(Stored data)

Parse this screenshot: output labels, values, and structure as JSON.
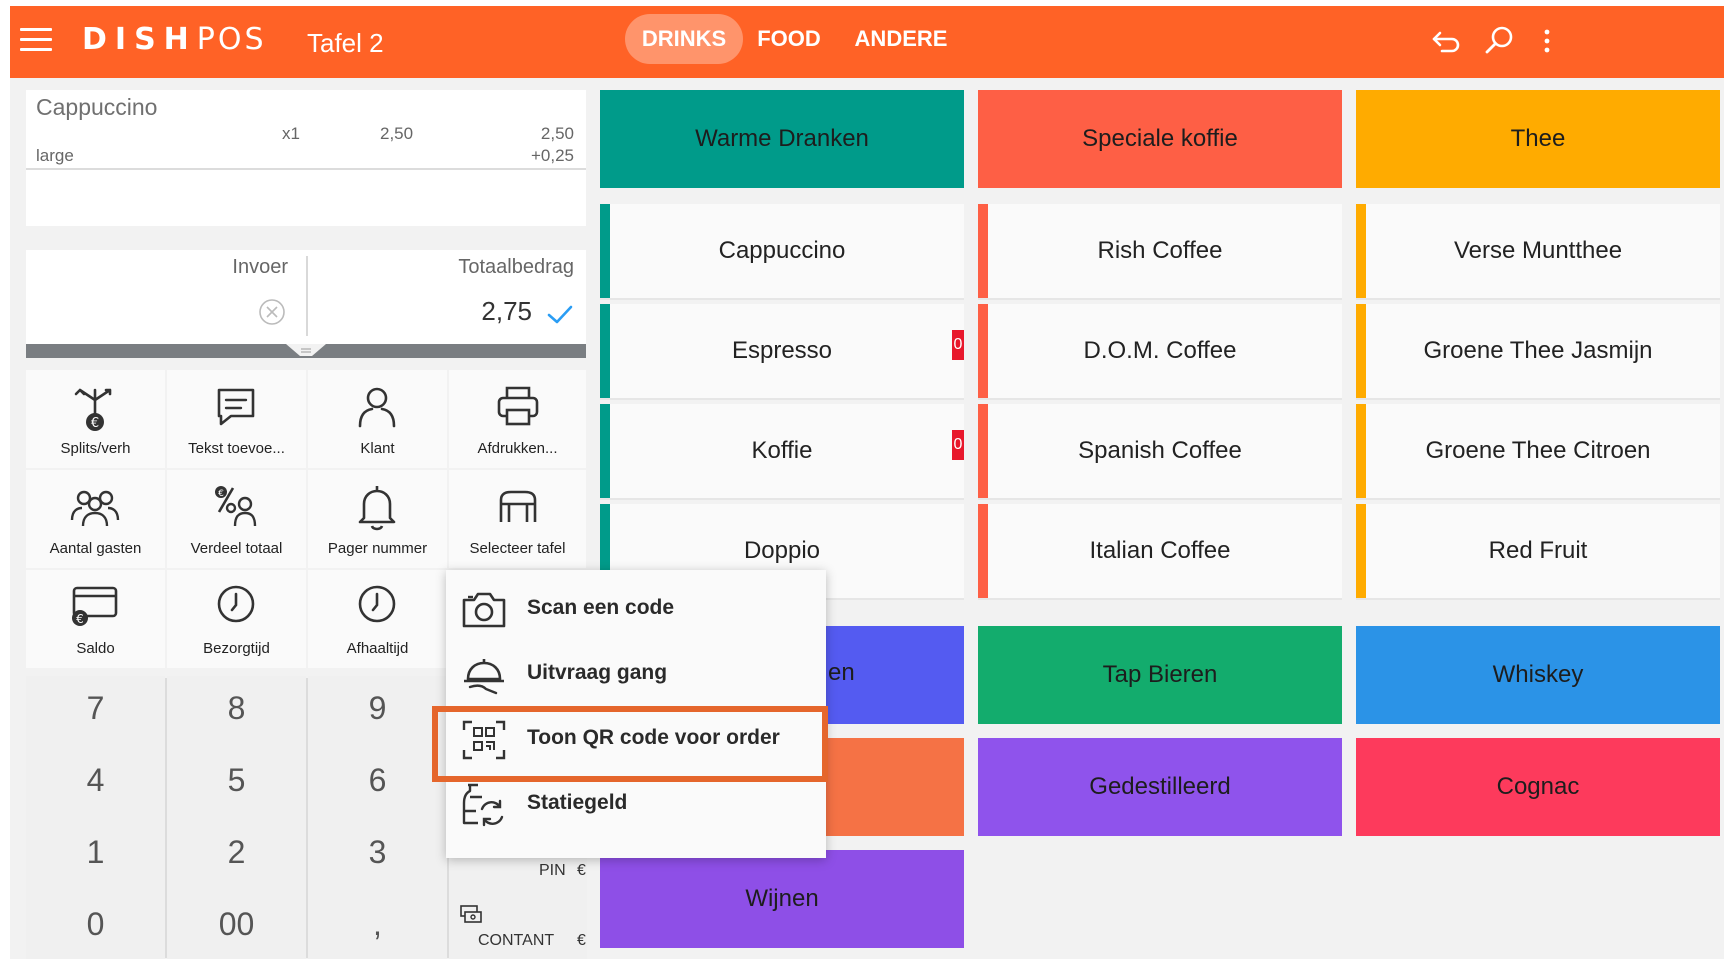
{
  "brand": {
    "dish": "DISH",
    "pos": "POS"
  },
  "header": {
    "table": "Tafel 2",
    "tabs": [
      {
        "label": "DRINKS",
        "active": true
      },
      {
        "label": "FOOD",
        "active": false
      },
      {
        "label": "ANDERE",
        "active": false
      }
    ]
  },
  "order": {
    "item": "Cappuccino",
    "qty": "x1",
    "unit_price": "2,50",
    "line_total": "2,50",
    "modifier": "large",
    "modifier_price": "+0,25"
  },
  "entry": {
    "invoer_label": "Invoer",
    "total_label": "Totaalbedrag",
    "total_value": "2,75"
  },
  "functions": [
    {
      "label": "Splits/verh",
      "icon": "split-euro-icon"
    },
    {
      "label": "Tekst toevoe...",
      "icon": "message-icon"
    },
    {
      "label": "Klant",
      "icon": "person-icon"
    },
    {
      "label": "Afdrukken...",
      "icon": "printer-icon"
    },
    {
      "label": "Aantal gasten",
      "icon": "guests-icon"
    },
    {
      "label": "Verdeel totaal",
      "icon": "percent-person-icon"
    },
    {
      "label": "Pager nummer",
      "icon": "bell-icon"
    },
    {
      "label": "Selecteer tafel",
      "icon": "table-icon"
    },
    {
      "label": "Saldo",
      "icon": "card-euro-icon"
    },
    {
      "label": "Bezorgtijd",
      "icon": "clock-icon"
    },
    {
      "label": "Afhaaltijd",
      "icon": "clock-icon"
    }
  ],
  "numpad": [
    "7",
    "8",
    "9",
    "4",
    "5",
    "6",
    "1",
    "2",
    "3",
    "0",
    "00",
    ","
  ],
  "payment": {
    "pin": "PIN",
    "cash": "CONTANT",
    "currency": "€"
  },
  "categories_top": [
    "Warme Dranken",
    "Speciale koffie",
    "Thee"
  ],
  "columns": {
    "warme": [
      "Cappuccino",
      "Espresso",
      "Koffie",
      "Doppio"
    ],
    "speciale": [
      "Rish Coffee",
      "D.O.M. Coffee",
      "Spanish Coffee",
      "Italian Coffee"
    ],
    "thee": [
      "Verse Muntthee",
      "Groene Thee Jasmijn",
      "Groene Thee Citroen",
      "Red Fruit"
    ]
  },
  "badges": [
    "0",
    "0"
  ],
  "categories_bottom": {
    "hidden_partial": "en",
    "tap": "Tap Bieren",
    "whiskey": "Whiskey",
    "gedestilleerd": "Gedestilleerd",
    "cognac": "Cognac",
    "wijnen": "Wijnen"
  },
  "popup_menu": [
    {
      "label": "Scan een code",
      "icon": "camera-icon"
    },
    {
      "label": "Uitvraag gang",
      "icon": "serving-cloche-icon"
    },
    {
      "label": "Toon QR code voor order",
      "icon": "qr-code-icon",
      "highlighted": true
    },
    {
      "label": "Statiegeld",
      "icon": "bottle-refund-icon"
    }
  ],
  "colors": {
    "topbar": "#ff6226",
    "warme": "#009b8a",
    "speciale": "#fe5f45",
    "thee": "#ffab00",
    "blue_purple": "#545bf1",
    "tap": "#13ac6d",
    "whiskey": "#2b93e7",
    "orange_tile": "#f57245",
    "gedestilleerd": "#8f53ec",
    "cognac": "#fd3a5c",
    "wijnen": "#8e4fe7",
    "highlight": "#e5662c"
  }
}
* * *
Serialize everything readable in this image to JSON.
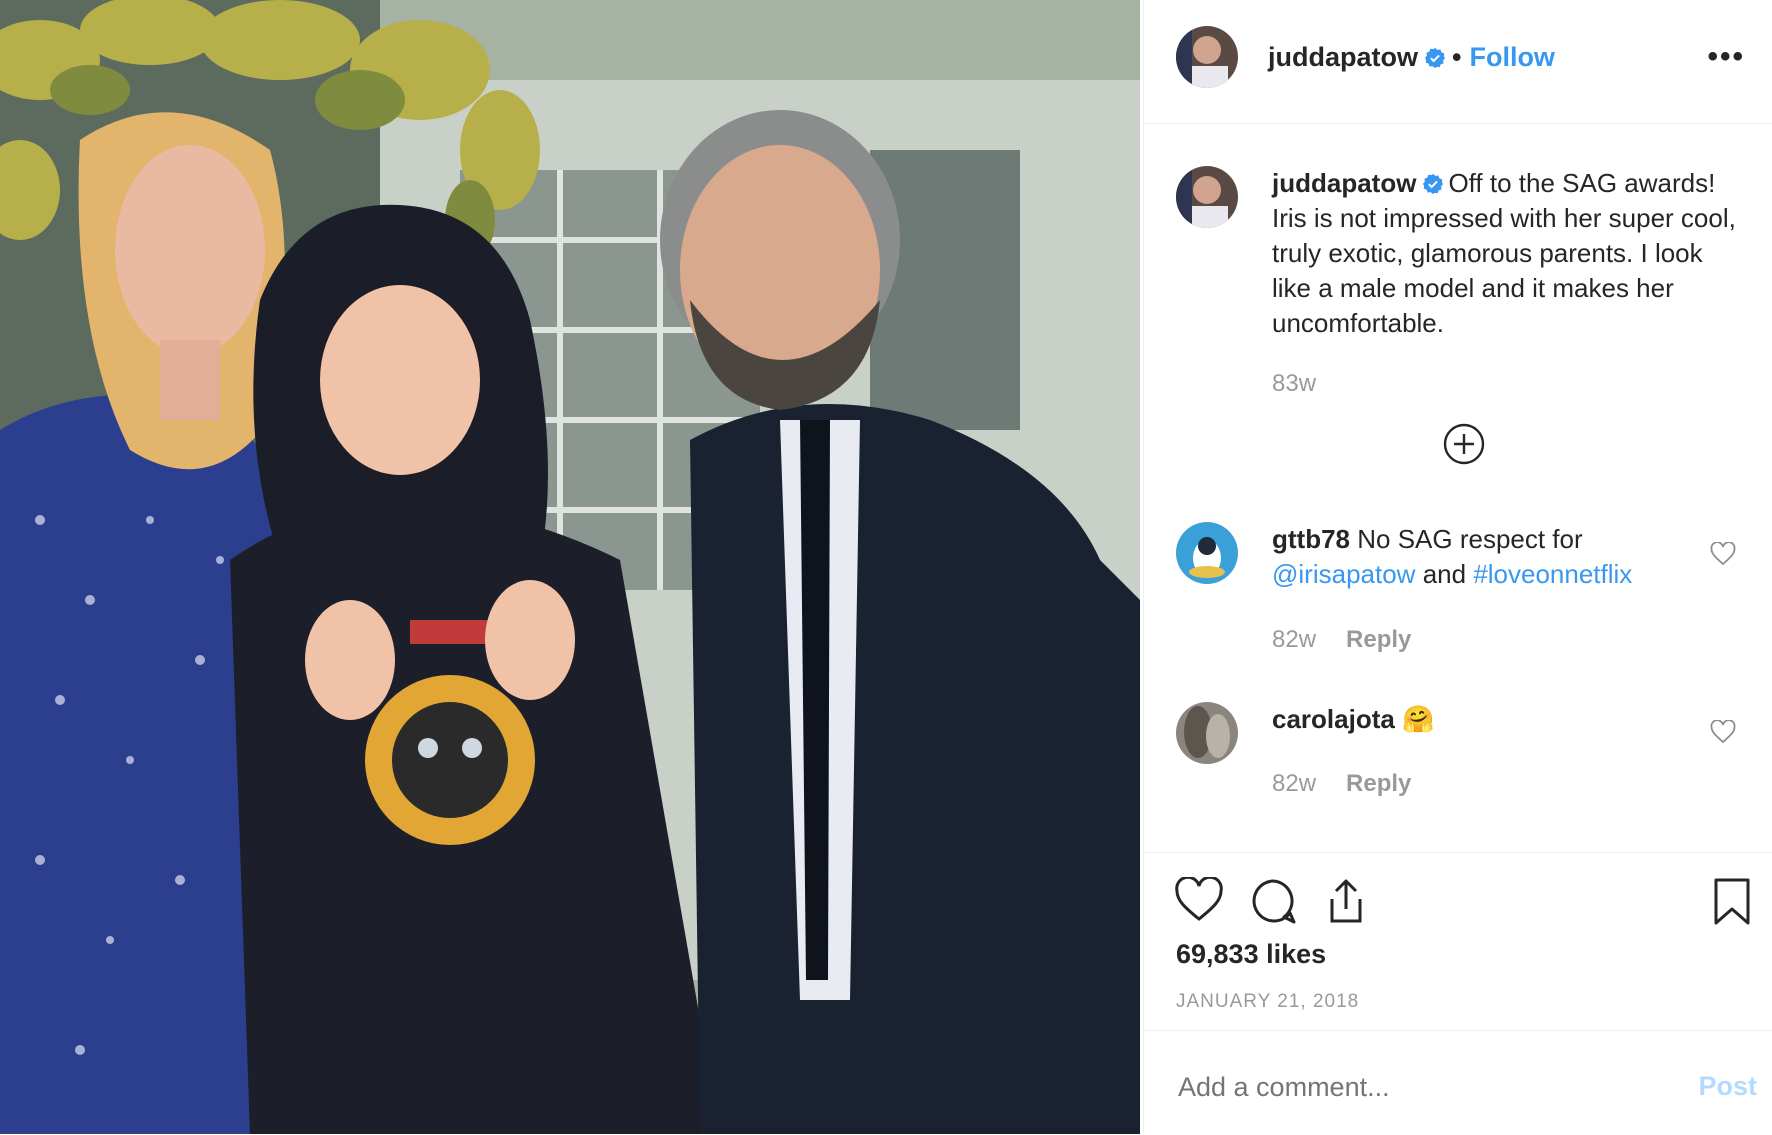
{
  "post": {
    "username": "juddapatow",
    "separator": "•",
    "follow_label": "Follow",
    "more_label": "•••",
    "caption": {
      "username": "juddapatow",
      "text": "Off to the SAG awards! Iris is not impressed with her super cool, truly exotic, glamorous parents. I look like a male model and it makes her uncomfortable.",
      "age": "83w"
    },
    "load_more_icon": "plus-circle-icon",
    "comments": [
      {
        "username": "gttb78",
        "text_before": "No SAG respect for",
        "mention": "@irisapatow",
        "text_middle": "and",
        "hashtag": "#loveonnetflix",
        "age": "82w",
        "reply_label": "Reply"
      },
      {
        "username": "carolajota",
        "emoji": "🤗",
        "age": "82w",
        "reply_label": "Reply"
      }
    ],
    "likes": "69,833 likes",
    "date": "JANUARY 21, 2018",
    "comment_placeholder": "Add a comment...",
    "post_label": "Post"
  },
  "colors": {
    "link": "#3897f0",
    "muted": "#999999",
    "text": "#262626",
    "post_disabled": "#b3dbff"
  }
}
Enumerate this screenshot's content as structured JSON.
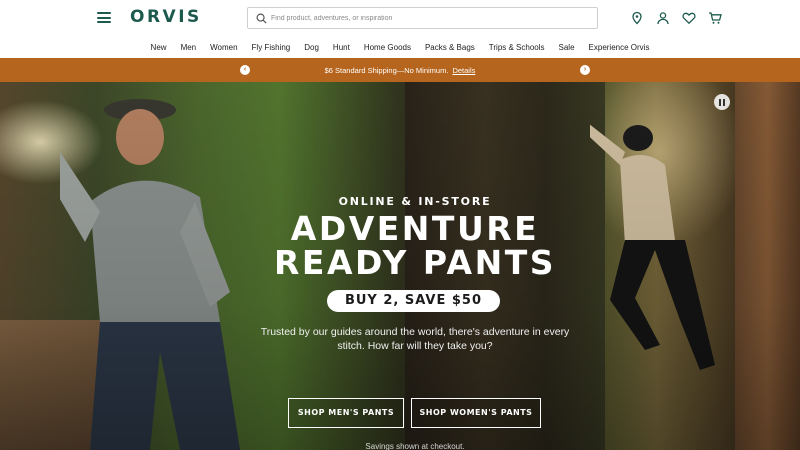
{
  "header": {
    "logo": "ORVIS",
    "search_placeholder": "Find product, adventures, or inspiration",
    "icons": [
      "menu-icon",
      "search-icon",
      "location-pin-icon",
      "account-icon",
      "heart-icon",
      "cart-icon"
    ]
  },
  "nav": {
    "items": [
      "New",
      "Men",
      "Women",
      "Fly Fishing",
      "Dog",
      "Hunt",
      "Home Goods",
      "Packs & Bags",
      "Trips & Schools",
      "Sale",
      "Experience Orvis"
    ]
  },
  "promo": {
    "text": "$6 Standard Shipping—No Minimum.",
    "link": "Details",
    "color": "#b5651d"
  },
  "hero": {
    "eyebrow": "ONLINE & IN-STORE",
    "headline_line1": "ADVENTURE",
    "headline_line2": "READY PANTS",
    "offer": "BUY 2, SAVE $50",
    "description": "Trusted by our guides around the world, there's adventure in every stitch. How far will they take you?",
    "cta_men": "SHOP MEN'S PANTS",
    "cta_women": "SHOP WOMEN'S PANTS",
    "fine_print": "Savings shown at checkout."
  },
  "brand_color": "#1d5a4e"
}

● Task to complete: Using the listing, copy every line where the word "Coffee" shows up.

● Expected output:
      "Rish Coffee",
      "D.O.M. Coffee",
      "Spanish Coffee",
      "Italian Coffee"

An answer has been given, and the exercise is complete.